> **MATERIAL FOR THIS TASK**
********
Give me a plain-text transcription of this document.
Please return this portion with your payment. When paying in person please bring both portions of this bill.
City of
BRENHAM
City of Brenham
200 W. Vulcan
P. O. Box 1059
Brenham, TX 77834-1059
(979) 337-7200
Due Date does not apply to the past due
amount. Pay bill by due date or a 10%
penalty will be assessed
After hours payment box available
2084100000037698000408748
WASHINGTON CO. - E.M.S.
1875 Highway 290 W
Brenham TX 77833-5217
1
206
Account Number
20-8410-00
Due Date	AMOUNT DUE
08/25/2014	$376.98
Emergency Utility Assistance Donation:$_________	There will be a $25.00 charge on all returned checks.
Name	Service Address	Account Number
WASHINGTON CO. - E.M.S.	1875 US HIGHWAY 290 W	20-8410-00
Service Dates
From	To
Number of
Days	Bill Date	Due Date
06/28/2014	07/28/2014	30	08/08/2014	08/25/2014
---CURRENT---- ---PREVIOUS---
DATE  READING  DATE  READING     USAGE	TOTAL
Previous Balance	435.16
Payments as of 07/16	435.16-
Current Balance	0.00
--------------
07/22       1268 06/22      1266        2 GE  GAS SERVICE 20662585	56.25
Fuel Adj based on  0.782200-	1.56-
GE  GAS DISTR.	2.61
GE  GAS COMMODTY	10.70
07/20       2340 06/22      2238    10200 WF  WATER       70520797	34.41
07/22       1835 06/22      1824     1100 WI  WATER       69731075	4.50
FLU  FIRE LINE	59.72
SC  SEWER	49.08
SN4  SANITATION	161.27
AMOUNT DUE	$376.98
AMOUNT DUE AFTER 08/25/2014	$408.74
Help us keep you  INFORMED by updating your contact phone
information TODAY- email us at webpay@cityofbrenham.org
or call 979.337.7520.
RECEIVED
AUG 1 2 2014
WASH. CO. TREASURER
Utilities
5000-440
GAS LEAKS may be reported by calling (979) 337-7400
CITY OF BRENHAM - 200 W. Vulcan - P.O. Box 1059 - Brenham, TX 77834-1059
********
> **WHAT THE TASK REQUIRES**
Search the data above for lines holding "Vulcan" and copy each of them.

> **RESULT OF THIS EXERCISE**
200 W. Vulcan
CITY OF BRENHAM - 200 W. Vulcan - P.O. Box 1059 - Brenham, TX 77834-1059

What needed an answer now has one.